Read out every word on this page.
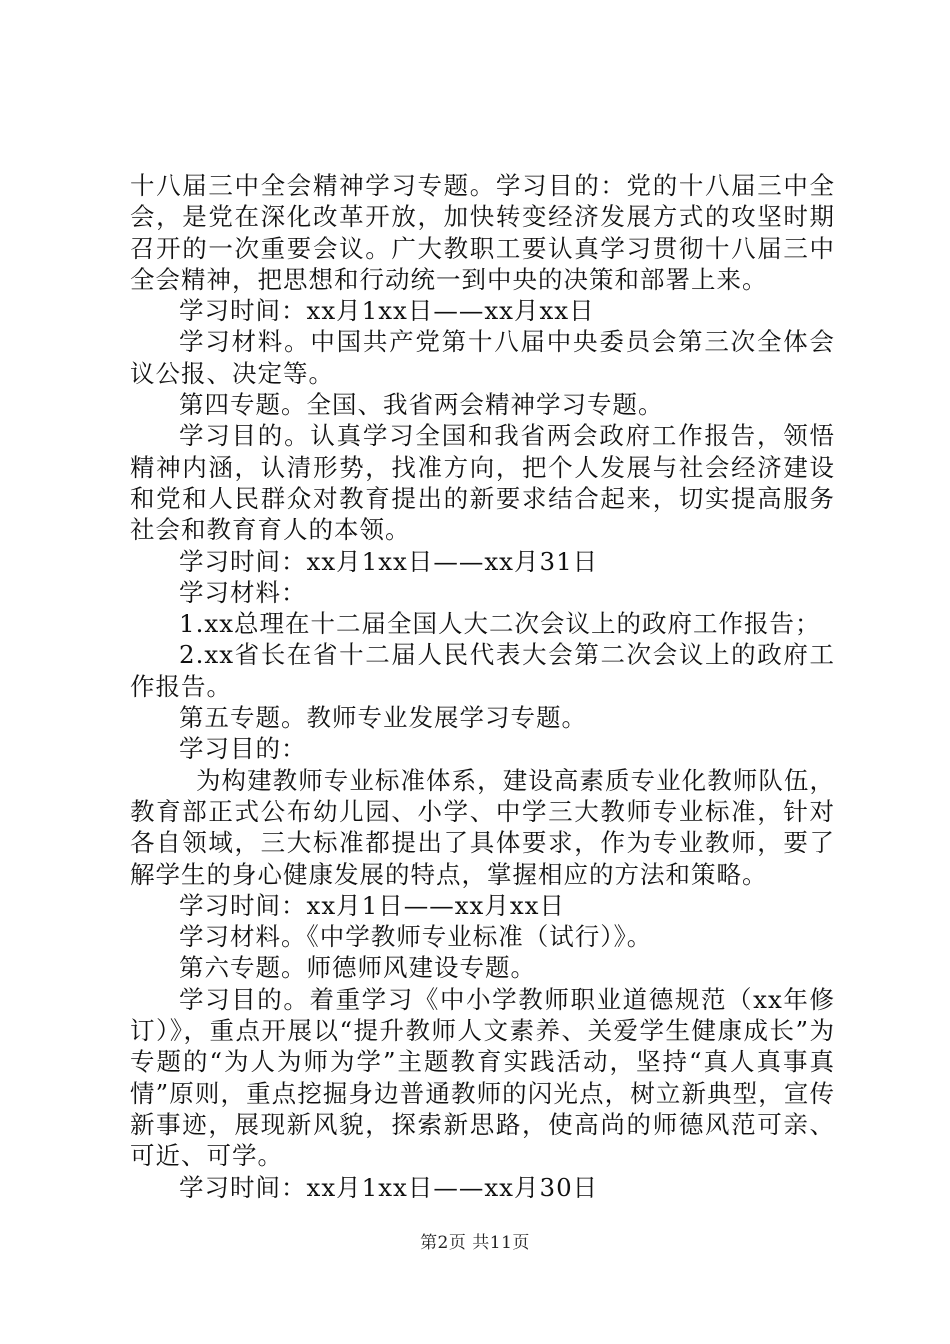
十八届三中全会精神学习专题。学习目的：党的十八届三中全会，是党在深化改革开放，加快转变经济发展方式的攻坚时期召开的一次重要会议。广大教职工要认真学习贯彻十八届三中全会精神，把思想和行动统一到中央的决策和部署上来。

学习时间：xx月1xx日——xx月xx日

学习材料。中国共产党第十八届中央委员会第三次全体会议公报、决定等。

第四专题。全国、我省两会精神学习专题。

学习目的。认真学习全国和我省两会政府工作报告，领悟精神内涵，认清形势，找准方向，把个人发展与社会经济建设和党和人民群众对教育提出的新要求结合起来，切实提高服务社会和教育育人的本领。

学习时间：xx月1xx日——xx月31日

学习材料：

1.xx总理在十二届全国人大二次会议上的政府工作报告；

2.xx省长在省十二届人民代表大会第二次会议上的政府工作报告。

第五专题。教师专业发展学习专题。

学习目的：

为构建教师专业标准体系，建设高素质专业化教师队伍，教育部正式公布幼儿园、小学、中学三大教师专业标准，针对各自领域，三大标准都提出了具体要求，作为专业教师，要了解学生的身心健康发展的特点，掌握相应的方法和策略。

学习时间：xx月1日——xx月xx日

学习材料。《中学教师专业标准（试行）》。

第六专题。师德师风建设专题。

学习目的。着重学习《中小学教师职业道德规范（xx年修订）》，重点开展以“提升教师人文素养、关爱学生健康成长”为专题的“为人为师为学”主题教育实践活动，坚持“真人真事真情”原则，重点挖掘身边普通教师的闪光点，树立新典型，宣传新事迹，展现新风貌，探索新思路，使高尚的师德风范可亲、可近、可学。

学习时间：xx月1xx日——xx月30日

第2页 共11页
****
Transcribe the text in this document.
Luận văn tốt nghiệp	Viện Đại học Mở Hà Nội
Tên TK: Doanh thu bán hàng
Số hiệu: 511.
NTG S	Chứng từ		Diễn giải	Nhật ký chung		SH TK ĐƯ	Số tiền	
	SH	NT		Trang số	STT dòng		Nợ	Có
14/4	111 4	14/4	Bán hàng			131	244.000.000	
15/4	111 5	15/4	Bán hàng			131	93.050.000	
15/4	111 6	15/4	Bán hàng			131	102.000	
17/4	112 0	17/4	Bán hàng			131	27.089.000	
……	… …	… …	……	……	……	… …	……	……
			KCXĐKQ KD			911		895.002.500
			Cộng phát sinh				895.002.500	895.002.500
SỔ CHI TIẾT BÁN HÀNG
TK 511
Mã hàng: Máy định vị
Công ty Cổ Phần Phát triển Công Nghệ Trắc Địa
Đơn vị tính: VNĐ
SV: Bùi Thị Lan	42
****
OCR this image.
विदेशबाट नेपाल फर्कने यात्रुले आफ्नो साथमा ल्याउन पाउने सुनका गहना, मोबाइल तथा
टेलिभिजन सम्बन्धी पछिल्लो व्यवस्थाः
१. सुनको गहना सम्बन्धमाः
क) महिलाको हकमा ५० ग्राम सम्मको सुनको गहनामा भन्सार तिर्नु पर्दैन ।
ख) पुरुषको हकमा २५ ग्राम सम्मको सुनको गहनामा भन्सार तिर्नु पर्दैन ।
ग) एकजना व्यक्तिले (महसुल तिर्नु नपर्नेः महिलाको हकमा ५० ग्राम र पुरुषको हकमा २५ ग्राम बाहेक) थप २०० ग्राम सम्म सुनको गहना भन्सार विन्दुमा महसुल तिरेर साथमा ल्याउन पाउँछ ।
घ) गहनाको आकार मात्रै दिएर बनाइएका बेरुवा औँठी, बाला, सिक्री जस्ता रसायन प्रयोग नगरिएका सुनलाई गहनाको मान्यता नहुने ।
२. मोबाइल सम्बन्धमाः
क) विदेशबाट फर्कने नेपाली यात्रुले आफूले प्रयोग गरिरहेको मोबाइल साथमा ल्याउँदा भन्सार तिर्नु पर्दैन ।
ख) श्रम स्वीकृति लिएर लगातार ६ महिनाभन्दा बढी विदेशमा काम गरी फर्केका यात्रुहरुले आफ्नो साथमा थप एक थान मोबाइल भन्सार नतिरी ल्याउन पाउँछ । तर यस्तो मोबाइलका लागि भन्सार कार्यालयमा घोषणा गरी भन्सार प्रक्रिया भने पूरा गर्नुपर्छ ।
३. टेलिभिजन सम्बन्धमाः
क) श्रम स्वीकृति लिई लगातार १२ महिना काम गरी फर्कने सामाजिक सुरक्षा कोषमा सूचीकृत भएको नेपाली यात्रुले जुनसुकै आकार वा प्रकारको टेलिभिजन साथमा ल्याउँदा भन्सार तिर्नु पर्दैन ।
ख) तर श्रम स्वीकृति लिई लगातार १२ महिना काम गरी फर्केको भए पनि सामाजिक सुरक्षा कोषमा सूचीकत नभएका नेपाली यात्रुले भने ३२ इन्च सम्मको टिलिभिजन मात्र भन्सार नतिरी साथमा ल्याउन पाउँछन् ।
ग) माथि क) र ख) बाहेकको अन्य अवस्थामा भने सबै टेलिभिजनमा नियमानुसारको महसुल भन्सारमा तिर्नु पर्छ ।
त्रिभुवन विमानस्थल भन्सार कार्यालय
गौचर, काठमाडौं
****
» The exercise
Copy each line of the data that contains the word "this".

» In response
Read out every word on this page.
Transcribe the text in this document.
OCR this image.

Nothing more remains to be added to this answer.